━━━━━ PROVIDED DATA

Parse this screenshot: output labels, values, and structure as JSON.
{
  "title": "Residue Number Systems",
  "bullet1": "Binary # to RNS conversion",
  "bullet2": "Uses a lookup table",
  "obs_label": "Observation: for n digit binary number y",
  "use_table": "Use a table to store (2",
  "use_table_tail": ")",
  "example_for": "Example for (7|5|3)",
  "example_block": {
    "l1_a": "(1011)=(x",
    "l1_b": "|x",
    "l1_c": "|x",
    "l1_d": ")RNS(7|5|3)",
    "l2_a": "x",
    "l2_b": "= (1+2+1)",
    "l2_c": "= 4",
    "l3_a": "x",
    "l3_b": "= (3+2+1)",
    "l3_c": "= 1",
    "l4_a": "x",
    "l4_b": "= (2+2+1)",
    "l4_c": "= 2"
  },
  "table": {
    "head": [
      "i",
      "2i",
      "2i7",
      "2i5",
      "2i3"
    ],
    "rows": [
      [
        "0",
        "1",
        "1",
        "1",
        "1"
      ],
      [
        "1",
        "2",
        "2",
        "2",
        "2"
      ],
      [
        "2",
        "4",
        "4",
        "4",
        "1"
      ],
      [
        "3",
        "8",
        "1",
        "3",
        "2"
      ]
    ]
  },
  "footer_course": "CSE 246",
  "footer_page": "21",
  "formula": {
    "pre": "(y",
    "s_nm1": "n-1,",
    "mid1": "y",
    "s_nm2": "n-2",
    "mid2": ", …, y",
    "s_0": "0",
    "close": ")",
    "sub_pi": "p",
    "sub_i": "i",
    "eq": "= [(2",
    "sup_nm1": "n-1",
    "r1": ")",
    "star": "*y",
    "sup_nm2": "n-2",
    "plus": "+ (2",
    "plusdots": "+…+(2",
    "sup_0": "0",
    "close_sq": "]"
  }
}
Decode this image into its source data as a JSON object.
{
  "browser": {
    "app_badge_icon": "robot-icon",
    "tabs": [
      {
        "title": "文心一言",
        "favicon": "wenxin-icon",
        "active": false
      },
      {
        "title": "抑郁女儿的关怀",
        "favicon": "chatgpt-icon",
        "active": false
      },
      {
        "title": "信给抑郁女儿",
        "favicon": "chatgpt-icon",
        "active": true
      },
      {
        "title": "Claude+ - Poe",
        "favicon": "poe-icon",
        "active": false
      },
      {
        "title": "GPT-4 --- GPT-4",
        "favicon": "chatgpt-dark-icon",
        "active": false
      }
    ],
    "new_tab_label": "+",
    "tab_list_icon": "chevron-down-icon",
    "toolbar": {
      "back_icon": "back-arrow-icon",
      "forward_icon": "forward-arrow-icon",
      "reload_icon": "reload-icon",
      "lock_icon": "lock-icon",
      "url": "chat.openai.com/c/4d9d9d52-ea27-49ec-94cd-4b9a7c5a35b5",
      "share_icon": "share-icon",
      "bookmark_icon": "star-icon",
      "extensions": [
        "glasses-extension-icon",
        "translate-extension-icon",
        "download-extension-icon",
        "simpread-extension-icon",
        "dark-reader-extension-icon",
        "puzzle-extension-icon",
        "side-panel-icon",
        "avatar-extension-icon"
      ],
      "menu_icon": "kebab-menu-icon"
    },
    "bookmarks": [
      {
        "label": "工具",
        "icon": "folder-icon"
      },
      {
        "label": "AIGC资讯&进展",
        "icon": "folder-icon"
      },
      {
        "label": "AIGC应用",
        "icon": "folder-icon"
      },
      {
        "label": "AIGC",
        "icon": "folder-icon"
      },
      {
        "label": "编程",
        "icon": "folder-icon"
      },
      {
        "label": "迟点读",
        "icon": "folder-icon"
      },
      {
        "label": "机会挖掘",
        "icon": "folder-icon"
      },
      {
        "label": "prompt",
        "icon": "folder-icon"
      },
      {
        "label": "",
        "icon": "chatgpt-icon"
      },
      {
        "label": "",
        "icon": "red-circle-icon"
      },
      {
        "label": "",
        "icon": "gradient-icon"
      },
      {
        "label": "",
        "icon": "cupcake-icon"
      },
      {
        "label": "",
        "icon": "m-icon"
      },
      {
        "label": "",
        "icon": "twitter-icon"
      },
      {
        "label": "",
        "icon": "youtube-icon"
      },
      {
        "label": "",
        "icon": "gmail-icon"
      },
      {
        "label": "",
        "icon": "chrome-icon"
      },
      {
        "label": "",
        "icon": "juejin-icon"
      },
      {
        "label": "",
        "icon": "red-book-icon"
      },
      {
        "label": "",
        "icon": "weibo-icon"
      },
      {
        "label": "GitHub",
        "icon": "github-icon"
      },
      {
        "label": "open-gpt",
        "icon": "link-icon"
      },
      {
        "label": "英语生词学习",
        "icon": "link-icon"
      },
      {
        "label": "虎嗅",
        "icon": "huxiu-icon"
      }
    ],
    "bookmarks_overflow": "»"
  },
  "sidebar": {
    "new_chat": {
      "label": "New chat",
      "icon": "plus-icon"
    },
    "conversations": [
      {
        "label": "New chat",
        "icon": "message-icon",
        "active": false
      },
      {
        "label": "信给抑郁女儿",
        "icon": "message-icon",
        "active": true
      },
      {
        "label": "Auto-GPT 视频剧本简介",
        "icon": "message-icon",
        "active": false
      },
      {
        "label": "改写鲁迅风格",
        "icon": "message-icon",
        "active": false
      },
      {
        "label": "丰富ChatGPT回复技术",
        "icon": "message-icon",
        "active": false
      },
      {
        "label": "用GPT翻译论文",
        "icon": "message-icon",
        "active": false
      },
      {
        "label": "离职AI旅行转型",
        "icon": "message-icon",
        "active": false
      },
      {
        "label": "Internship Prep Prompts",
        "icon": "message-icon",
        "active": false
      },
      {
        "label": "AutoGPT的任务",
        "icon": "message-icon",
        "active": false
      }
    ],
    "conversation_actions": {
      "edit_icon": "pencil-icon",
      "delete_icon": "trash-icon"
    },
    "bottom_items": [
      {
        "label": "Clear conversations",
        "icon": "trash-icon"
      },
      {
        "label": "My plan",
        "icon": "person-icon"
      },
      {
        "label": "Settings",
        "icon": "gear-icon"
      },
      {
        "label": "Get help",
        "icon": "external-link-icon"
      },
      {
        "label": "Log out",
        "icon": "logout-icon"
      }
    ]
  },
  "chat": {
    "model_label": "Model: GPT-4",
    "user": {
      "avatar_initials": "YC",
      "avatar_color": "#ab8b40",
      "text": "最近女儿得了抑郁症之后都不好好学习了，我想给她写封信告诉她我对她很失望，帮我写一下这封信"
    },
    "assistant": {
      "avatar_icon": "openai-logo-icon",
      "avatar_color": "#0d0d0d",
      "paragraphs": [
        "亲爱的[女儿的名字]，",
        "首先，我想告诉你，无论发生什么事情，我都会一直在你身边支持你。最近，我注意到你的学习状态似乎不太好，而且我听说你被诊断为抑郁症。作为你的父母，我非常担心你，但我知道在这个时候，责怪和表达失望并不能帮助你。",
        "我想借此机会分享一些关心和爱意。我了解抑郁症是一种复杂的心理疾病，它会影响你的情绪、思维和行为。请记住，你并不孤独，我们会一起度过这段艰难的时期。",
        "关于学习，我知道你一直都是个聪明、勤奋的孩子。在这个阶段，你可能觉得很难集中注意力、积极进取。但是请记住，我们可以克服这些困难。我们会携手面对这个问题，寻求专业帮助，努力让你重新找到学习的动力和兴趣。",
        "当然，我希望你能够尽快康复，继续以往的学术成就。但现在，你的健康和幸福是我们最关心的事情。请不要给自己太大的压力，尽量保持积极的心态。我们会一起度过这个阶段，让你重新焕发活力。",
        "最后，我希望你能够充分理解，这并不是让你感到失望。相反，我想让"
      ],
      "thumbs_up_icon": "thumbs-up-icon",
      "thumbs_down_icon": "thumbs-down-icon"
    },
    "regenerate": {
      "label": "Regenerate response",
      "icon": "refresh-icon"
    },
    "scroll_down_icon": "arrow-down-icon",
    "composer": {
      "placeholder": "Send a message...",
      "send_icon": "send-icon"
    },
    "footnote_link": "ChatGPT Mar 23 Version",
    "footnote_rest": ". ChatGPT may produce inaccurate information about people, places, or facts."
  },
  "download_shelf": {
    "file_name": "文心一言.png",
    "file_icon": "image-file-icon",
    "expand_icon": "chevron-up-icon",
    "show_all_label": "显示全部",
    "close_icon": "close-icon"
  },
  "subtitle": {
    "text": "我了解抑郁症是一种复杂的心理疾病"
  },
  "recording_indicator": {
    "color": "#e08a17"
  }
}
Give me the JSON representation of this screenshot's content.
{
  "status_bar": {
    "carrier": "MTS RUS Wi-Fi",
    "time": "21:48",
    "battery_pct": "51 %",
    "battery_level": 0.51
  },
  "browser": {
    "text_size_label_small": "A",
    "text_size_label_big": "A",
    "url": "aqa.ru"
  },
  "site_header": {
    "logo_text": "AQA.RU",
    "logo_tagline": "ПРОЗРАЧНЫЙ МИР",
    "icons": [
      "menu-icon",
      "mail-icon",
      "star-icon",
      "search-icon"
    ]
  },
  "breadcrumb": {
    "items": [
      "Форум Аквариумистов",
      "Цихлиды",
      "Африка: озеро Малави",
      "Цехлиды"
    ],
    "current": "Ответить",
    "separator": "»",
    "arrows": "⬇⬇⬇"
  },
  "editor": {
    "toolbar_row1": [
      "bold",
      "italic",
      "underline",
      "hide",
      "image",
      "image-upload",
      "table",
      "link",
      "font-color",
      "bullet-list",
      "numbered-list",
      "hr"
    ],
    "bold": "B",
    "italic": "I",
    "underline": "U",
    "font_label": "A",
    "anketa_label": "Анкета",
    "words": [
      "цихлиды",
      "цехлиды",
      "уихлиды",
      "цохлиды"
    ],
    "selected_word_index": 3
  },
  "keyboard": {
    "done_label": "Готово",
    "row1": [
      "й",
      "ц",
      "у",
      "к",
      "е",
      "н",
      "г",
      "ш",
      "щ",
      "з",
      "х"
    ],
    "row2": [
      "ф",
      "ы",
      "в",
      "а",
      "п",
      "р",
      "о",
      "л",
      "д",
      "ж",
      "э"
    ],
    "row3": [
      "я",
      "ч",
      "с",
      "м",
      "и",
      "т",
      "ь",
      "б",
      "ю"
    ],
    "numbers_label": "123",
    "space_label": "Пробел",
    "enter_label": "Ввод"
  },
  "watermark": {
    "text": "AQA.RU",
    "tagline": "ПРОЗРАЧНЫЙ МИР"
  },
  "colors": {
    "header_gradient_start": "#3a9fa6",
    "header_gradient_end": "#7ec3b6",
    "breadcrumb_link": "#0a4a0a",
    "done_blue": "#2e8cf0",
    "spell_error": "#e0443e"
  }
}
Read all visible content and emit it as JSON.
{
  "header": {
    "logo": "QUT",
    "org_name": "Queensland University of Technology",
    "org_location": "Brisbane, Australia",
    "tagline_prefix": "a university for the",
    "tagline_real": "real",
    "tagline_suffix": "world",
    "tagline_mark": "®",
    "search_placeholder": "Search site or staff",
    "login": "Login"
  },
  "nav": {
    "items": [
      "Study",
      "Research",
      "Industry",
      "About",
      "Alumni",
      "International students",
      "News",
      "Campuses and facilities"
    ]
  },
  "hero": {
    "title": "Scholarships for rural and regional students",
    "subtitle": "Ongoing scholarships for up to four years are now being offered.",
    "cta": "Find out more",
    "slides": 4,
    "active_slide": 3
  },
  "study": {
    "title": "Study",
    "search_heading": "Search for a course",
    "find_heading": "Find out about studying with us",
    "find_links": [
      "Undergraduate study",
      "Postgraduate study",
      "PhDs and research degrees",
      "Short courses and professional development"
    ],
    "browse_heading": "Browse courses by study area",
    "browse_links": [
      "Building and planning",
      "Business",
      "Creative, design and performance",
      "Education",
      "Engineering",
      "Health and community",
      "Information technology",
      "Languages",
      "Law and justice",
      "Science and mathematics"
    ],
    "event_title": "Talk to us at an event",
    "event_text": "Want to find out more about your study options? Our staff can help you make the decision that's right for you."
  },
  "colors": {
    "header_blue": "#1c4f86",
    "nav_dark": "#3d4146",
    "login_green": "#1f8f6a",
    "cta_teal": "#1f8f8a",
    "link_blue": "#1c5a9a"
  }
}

━━━━━━━━━━

REQUEST ▸
Search the data for "courses". Copy every matching line.

TASK RESPONSE ▸
      "Short courses and professional development"
    "browse_heading": "Browse courses by study area",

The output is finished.